§ WRITTEN REQUEST:
Filter out everything except lines holding "Integrin".

>> Start MATERIAL PROVIDED

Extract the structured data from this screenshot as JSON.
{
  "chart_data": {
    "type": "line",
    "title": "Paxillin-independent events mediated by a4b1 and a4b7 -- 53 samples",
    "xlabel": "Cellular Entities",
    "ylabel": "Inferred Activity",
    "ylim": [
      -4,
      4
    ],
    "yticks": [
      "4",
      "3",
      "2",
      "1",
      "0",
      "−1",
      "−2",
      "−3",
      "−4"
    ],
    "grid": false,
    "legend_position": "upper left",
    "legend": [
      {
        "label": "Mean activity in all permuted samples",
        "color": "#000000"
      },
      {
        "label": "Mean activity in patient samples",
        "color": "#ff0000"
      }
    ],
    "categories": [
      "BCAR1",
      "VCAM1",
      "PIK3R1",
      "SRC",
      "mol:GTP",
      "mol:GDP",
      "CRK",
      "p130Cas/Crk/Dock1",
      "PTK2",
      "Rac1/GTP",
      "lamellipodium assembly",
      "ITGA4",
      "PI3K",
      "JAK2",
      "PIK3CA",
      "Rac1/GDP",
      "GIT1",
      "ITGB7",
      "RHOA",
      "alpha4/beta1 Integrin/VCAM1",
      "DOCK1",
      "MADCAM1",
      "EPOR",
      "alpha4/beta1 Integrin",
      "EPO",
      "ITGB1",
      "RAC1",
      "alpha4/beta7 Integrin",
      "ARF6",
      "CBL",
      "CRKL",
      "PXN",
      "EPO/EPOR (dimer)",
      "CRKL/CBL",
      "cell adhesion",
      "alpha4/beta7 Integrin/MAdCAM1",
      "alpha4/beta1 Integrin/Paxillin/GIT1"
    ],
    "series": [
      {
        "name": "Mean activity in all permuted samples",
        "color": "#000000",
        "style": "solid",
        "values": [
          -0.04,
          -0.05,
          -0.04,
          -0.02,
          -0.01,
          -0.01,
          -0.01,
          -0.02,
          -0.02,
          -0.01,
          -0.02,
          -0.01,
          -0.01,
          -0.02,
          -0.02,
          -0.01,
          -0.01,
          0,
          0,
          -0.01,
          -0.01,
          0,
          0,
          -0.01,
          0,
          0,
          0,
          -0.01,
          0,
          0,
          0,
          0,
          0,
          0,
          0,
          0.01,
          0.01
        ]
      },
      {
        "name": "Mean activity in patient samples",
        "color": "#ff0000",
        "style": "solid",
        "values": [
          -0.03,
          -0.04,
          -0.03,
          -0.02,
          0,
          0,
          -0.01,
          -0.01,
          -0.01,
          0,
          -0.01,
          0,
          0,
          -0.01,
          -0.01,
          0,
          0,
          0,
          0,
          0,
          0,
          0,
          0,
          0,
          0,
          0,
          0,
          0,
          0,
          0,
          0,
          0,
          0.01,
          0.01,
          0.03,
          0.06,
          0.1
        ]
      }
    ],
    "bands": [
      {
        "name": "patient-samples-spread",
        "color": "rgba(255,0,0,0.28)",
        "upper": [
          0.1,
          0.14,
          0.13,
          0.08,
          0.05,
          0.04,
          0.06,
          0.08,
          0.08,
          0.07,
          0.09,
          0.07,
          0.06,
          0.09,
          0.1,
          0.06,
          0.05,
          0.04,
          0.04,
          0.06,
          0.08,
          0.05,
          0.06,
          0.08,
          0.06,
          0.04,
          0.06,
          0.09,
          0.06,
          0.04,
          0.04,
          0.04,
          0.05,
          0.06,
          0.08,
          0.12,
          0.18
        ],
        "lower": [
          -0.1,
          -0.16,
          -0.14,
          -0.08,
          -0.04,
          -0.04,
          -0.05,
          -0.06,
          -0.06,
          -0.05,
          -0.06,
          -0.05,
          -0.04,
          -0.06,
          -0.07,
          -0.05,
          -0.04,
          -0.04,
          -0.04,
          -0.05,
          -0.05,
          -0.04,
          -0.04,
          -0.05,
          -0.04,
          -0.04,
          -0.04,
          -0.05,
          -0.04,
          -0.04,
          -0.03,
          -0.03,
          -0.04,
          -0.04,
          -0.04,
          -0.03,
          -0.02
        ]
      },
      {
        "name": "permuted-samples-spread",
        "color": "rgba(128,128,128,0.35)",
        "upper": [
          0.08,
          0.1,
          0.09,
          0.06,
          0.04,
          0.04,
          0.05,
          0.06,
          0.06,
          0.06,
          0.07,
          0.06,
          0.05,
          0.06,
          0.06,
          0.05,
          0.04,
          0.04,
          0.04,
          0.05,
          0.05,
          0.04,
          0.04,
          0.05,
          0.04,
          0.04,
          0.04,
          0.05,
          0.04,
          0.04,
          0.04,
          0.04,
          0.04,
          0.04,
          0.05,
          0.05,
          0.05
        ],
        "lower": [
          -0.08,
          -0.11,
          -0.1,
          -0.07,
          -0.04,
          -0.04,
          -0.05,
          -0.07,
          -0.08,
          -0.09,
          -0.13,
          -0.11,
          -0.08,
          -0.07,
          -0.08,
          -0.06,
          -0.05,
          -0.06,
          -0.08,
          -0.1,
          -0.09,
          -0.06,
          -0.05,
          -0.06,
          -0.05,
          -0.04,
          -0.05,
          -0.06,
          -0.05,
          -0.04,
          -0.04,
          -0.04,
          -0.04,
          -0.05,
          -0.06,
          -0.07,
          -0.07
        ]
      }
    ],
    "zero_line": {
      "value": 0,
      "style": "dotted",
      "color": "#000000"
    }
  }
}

>> End MATERIAL PROVIDED

§ RESULT:
      "alpha4/beta1 Integrin/VCAM1",
      "alpha4/beta1 Integrin",
      "alpha4/beta7 Integrin",
      "alpha4/beta7 Integrin/MAdCAM1",
      "alpha4/beta1 Integrin/Paxillin/GIT1"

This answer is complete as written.